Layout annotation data

• • • • •

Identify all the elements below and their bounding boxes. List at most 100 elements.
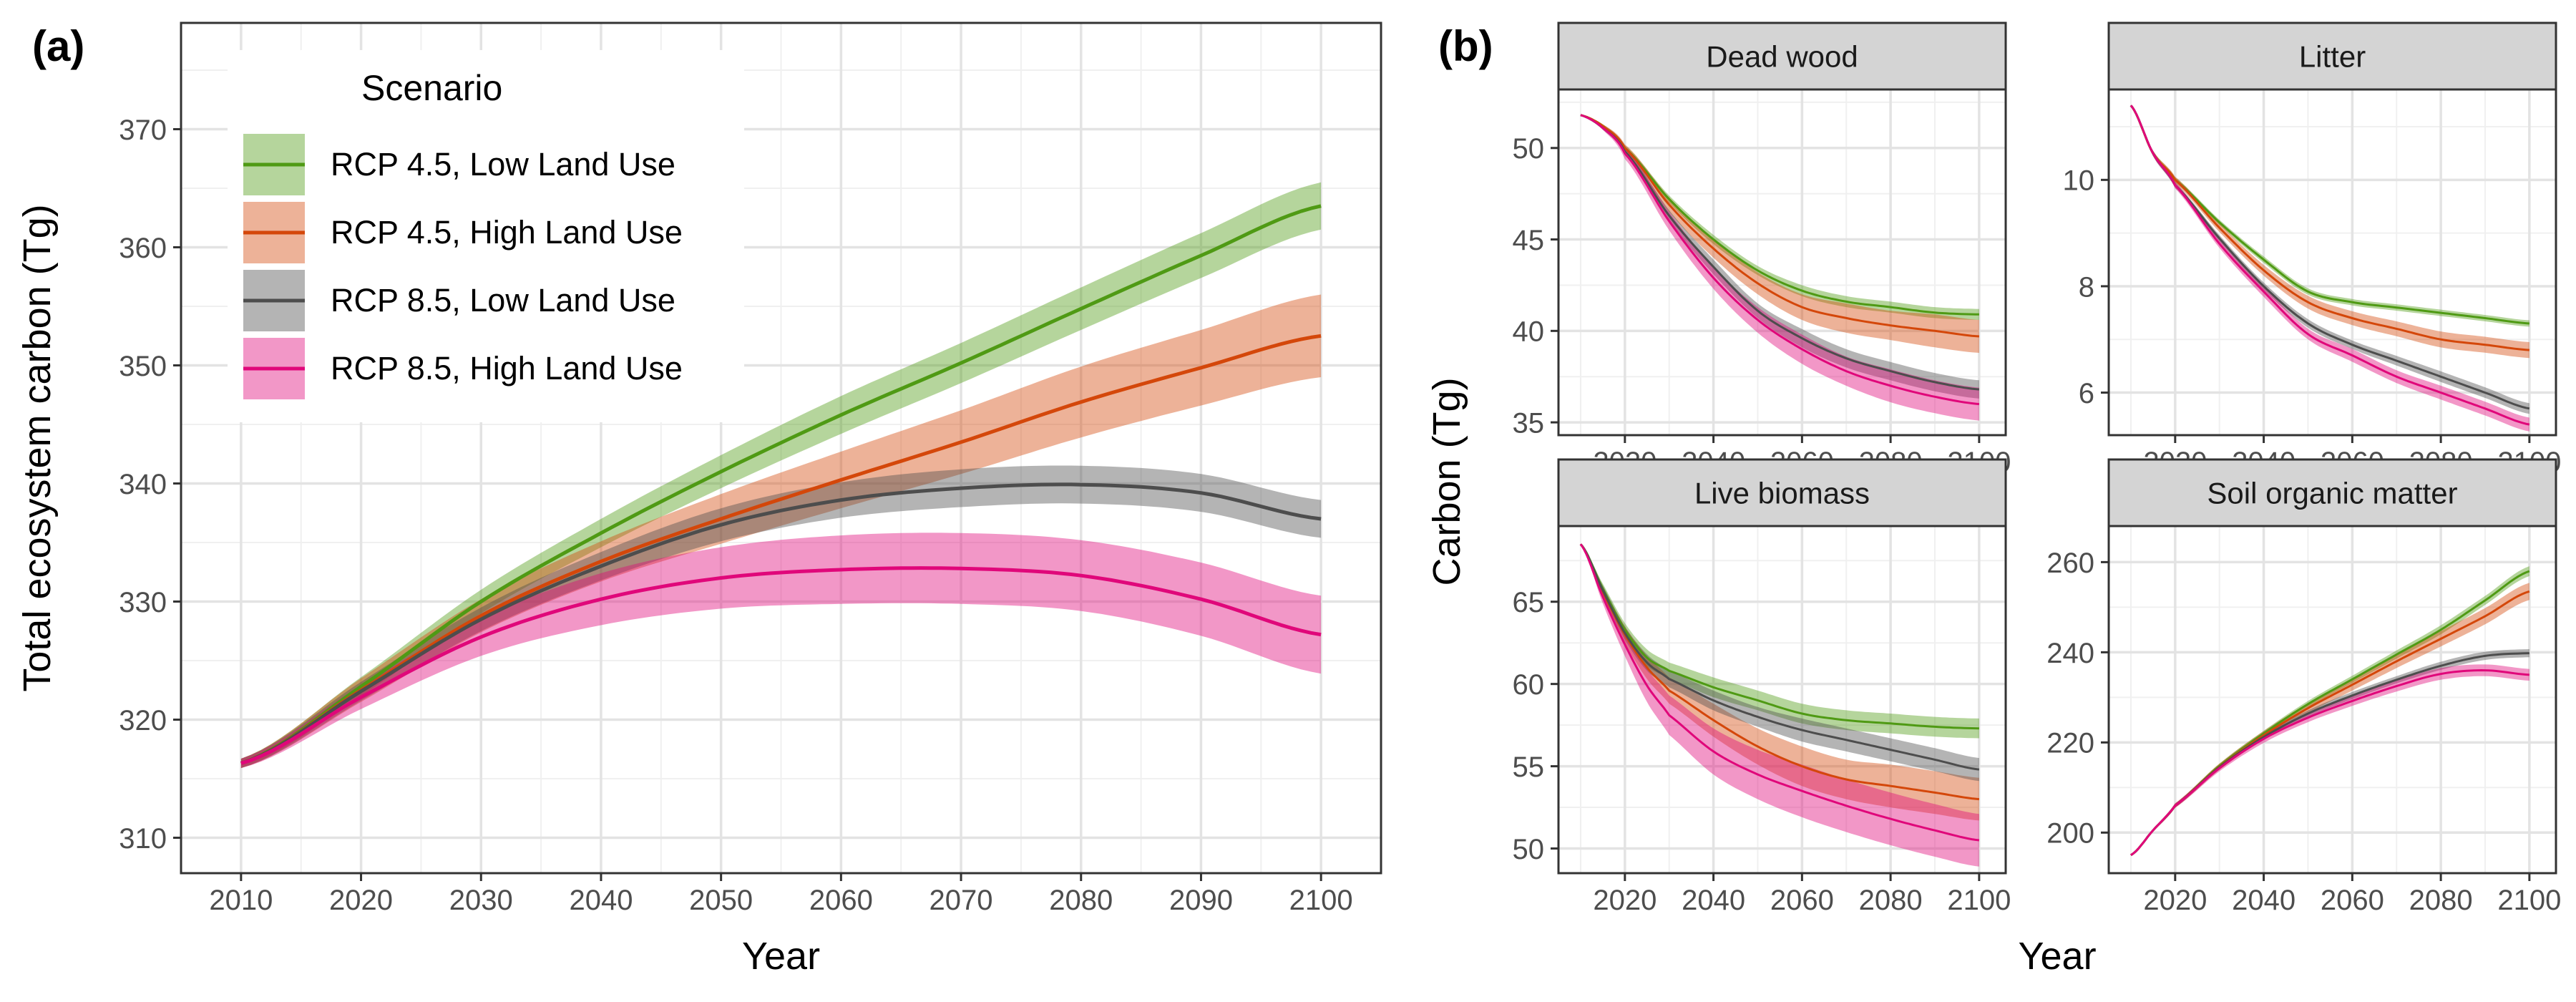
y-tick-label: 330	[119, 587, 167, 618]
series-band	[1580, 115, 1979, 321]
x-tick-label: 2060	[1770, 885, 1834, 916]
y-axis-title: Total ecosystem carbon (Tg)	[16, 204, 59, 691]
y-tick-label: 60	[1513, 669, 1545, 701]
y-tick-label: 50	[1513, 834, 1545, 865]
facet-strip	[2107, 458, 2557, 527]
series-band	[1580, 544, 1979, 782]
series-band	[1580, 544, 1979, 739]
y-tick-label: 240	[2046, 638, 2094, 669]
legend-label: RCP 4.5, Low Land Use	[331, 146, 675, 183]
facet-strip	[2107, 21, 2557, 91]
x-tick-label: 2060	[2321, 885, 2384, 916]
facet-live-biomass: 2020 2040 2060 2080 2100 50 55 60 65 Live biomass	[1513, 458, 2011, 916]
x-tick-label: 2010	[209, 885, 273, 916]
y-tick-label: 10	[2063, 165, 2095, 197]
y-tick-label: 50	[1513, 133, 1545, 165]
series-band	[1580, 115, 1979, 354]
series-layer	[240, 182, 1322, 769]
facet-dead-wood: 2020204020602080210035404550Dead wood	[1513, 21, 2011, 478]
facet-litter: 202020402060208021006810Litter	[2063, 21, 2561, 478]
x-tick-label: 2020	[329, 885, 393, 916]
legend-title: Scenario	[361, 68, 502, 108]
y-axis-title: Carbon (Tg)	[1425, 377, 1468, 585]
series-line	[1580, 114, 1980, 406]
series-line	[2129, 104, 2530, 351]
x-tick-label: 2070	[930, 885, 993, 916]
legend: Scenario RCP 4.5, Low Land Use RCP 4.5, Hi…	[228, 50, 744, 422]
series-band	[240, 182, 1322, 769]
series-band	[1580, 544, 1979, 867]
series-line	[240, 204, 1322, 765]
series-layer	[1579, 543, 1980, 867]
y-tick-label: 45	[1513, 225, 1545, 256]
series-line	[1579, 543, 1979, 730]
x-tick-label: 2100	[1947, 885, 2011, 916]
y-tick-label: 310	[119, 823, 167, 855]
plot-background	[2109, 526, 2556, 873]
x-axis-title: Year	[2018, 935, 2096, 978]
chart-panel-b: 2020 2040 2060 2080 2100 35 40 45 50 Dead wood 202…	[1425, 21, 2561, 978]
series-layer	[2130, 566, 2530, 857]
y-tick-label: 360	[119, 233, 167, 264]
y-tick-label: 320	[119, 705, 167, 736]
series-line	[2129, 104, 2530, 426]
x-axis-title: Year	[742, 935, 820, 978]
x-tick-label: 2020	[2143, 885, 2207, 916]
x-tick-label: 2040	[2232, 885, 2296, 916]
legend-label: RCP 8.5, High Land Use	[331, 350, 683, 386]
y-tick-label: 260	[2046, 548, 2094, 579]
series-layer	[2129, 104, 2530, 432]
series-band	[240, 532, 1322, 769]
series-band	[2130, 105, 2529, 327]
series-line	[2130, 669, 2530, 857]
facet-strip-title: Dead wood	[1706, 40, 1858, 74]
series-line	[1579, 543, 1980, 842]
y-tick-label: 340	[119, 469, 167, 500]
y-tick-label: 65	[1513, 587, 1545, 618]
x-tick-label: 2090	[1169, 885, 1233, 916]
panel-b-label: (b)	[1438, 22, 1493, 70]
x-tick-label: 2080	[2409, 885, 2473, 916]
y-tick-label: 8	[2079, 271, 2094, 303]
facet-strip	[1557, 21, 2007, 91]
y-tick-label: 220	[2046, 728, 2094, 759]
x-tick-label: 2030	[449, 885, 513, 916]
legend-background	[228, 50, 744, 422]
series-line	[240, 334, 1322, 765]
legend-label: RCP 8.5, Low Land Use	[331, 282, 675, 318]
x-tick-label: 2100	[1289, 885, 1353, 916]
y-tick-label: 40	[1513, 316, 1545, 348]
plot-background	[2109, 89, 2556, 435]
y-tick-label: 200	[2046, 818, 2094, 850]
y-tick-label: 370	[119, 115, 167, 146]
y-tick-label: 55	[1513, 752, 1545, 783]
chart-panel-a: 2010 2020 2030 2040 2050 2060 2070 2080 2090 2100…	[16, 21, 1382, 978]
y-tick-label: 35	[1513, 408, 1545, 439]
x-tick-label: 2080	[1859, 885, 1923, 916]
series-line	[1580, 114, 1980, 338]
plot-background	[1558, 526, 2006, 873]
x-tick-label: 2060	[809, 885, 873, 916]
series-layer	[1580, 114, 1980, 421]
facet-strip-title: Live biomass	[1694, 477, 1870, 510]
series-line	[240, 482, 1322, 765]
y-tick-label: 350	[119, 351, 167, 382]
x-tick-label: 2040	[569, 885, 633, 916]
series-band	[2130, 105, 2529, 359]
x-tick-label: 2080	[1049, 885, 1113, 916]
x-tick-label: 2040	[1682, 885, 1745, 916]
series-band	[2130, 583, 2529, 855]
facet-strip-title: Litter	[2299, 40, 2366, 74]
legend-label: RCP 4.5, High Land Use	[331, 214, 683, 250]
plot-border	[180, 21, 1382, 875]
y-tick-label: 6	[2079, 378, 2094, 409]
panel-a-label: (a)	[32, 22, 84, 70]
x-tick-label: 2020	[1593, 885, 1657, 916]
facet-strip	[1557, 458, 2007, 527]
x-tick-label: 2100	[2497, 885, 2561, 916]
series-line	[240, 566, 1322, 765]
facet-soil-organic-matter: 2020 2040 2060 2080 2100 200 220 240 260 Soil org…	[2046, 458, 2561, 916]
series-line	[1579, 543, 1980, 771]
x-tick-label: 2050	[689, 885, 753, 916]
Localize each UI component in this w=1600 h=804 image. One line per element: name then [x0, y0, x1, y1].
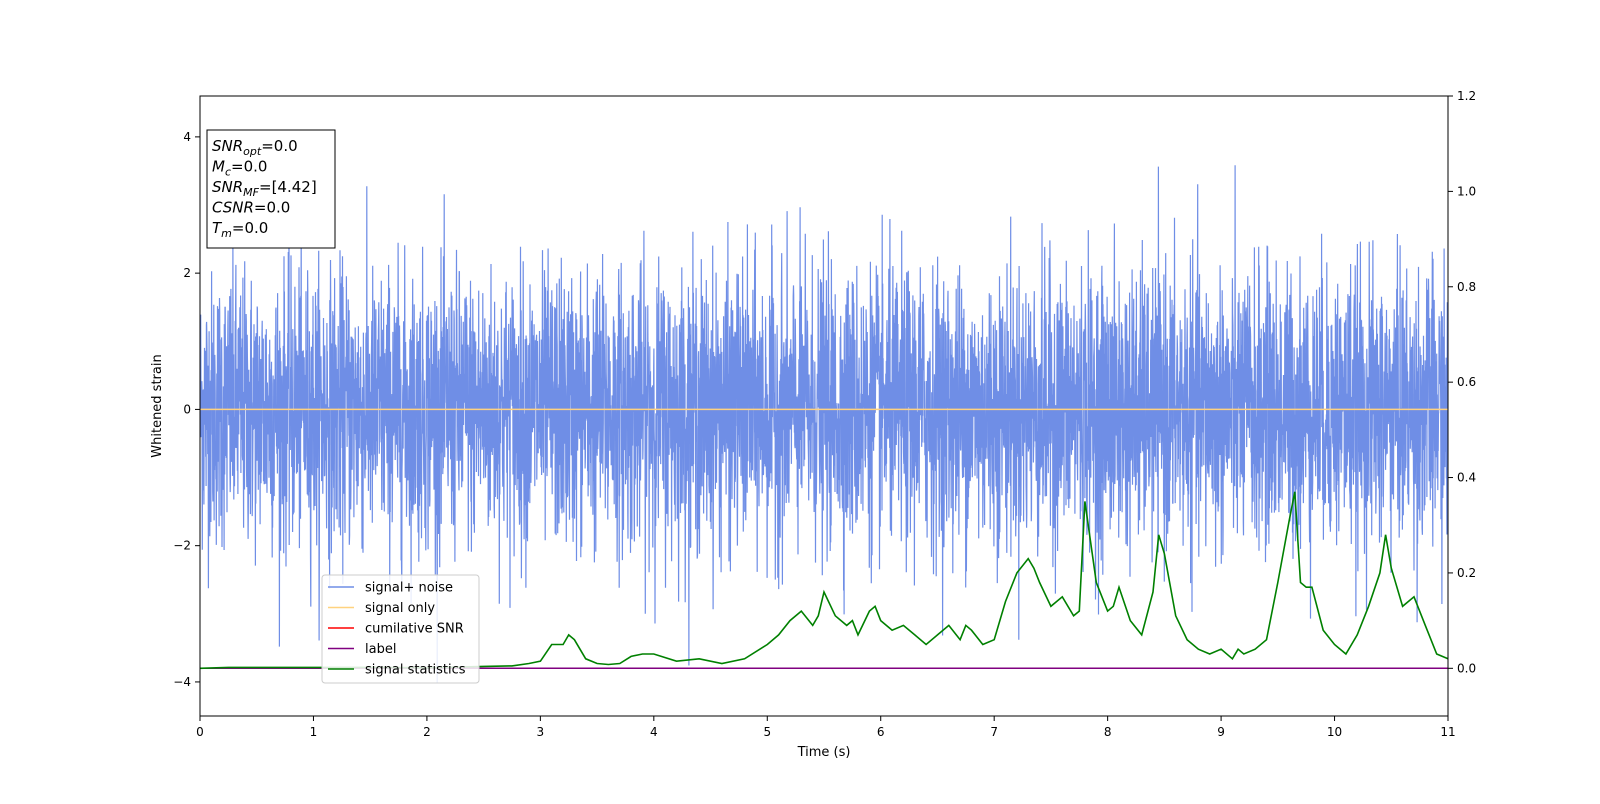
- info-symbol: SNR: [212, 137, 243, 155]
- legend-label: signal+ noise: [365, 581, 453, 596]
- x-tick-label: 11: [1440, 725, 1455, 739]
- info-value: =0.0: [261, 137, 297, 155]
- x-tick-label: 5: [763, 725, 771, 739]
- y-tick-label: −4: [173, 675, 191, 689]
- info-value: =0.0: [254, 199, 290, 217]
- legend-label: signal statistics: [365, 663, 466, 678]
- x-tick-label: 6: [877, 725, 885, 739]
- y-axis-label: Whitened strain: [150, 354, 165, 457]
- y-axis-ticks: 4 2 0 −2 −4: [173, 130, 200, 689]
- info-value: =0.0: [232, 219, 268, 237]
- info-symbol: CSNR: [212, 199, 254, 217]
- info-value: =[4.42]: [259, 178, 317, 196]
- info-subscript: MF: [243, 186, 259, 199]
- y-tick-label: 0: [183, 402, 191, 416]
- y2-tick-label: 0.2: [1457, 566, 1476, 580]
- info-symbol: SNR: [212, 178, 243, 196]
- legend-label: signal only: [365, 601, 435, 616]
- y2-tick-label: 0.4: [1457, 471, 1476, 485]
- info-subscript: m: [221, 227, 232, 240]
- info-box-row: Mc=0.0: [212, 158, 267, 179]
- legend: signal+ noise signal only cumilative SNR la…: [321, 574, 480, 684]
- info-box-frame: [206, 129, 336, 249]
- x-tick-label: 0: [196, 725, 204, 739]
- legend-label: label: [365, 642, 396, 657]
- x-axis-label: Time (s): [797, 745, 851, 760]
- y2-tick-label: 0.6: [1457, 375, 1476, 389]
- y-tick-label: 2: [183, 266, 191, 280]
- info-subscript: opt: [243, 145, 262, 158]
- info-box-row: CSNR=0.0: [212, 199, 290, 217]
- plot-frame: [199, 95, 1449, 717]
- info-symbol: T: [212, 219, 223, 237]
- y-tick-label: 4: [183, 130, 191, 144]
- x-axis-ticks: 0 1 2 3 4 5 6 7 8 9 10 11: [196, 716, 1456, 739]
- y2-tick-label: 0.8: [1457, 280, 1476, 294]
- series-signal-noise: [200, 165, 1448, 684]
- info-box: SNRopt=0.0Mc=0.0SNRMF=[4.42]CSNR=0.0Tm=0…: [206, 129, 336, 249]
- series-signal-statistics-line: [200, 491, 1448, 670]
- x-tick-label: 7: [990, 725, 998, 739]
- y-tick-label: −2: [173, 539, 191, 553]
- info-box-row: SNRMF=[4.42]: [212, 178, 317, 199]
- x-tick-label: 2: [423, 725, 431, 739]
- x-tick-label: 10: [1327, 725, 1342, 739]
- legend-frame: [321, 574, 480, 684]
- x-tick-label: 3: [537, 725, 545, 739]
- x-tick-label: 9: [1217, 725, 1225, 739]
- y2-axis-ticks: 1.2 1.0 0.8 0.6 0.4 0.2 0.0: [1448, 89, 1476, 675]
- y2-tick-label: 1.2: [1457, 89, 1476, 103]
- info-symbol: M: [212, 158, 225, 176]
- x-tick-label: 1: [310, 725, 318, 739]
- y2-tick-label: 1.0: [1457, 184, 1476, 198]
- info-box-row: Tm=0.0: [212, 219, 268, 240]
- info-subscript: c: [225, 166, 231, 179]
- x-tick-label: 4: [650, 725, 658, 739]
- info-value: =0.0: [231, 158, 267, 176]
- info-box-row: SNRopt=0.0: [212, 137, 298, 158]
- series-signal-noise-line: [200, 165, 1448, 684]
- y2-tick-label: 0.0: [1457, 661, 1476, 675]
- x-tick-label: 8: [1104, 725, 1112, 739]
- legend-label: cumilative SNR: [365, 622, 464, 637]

• • • • •

# The request:
Reproduce verbatim the lines above, from the line containing "- info-symbol: SNR: [212, 137, 243, 155]" through the line containing "- info-box-row: CSNR=0.0: [212, 199, 290, 217]", with both of these lines included.

# Response to the task:
- info-symbol: SNR: [212, 137, 243, 155]
- legend-label: signal+ noise: [365, 581, 453, 596]
- x-tick-label: 11: [1440, 725, 1455, 739]
- info-value: =0.0: [261, 137, 297, 155]
- x-tick-label: 5: [763, 725, 771, 739]
- y-tick-label: −4: [173, 675, 191, 689]
- info-value: =0.0: [254, 199, 290, 217]
- legend-label: signal statistics: [365, 663, 466, 678]
- x-tick-label: 6: [877, 725, 885, 739]
- y-axis-label: Whitened strain: [150, 354, 165, 457]
- y-axis-ticks: 4 2 0 −2 −4: [173, 130, 200, 689]
- info-value: =0.0: [232, 219, 268, 237]
- info-symbol: CSNR: [212, 199, 254, 217]
- info-value: =[4.42]: [259, 178, 317, 196]
- info-subscript: MF: [243, 186, 259, 199]
- y-tick-label: 0: [183, 402, 191, 416]
- y2-tick-label: 0.2: [1457, 566, 1476, 580]
- info-symbol: SNR: [212, 178, 243, 196]
- legend-label: signal only: [365, 601, 435, 616]
- y2-tick-label: 0.4: [1457, 471, 1476, 485]
- info-subscript: m: [221, 227, 232, 240]
- info-box-row: Mc=0.0: [212, 158, 267, 179]
- legend: signal+ noise signal only cumilative SNR la…: [321, 574, 480, 684]
- info-box-frame: [206, 129, 336, 249]
- x-tick-label: 0: [196, 725, 204, 739]
- legend-label: label: [365, 642, 396, 657]
- x-axis-label: Time (s): [797, 745, 851, 760]
- y2-tick-label: 0.6: [1457, 375, 1476, 389]
- y-tick-label: 2: [183, 266, 191, 280]
- info-subscript: opt: [243, 145, 262, 158]
- info-box-row: CSNR=0.0: [212, 199, 290, 217]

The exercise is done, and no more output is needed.